### PROVIDED ENTRIES ###

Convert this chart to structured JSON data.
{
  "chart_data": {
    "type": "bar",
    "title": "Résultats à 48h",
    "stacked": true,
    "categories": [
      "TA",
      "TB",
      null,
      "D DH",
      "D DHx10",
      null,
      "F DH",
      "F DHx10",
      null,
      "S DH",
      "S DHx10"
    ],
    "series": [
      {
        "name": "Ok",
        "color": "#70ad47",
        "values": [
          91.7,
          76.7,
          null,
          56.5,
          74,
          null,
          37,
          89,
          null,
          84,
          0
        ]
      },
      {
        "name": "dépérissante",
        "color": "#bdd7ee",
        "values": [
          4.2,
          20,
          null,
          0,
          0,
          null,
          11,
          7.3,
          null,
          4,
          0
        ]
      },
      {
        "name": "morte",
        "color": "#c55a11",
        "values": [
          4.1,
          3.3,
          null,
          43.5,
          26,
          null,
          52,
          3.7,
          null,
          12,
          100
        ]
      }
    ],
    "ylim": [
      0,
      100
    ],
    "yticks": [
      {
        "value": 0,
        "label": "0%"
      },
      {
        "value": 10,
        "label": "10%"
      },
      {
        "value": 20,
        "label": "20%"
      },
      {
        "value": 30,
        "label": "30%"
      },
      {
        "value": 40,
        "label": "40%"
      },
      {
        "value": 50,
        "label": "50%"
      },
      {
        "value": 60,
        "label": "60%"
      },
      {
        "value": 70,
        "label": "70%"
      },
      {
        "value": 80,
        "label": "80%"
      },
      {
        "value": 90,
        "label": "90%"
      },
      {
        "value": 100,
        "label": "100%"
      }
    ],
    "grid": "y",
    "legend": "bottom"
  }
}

###

### WHAT YOU NEED TO DO
Please quote every record above exactly as it appears.

### CORRECT RESPONSE
Convert this chart to structured JSON data.
{
  "chart_data": {
    "type": "bar",
    "title": "Résultats à 48h",
    "stacked": true,
    "categories": [
      "TA",
      "TB",
      null,
      "D DH",
      "D DHx10",
      null,
      "F DH",
      "F DHx10",
      null,
      "S DH",
      "S DHx10"
    ],
    "series": [
      {
        "name": "Ok",
        "color": "#70ad47",
        "values": [
          91.7,
          76.7,
          null,
          56.5,
          74,
          null,
          37,
          89,
          null,
          84,
          0
        ]
      },
      {
        "name": "dépérissante",
        "color": "#bdd7ee",
        "values": [
          4.2,
          20,
          null,
          0,
          0,
          null,
          11,
          7.3,
          null,
          4,
          0
        ]
      },
      {
        "name": "morte",
        "color": "#c55a11",
        "values": [
          4.1,
          3.3,
          null,
          43.5,
          26,
          null,
          52,
          3.7,
          null,
          12,
          100
        ]
      }
    ],
    "ylim": [
      0,
      100
    ],
    "yticks": [
      {
        "value": 0,
        "label": "0%"
      },
      {
        "value": 10,
        "label": "10%"
      },
      {
        "value": 20,
        "label": "20%"
      },
      {
        "value": 30,
        "label": "30%"
      },
      {
        "value": 40,
        "label": "40%"
      },
      {
        "value": 50,
        "label": "50%"
      },
      {
        "value": 60,
        "label": "60%"
      },
      {
        "value": 70,
        "label": "70%"
      },
      {
        "value": 80,
        "label": "80%"
      },
      {
        "value": 90,
        "label": "90%"
      },
      {
        "value": 100,
        "label": "100%"
      }
    ],
    "grid": "y",
    "legend": "bottom"
  }
}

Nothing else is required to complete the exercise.